Consigne: Recopiez le passage du texte sur les régions ultrapériphériques allant de « Certes, la Commission » jusqu'à « satisfaction toute théorique. », en substituant « refrain » à « leitmotiv ».

Texte à lire:
Je vous dirai d’emblée que l’accueil réservé à cette communication par les RUP elles-mêmes, qu’il s’agisse des RUP françaises, mais également des RUP espagnole – Canaries – et portugaises – Açores, Madère –, a été extrêmement mitigé. Cela fut exprimé très clairement lors du forum des régions ultrapériphériques, au début du mois de juillet, et réitéré lors de la conférence des présidents des RUP, aux Açores, en septembre. Le point de vue des deux députés européens que nous avons auditionnés le 11 octobre, MM. Younous Omarjee et Patrice Tirolien, avait la même tonalité.
Certes, la Commission européenne reconnaît que les RUP constituent un atout pour l’Union européenne et trace de grandes orientations stratégiques globalement acceptables, mais sa communication prête lourdement le flanc à la critique en reflétant une position en profond décalage avec les attentes et la situation concrète des RUP.
Tout d’abord, la communication confirme que les RUP constituent un atout pour l’Union européenne et, fait nouveau, reconnaît leur diversité de situations. Cependant, cette affirmation positive, dans le prolongement des communications de 2004 et 2008, revient comme un leitmotiv incantatoire, mais ne débouche sur aucune proposition concrète de valorisation de ces atouts.
Cette reconnaissance de la Commission européenne reste donc à ce jour une satisfaction toute théorique.

Données fournies:

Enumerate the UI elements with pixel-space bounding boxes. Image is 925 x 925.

Corrigé:
Certes, la Commission européenne reconnaît que les RUP constituent un atout pour l’Union européenne et trace de grandes orientations stratégiques globalement acceptables, mais sa communication prête lourdement le flanc à la critique en reflétant une position en profond décalage avec les attentes et la situation concrète des RUP.
Tout d’abord, la communication confirme que les RUP constituent un atout pour l’Union européenne et, fait nouveau, reconnaît leur diversité de situations. Cependant, cette affirmation positive, dans le prolongement des communications de 2004 et 2008, revient comme un refrain incantatoire, mais ne débouche sur aucune proposition concrète de valorisation de ces atouts.
Cette reconnaissance de la Commission européenne reste donc à ce jour une satisfaction toute théorique.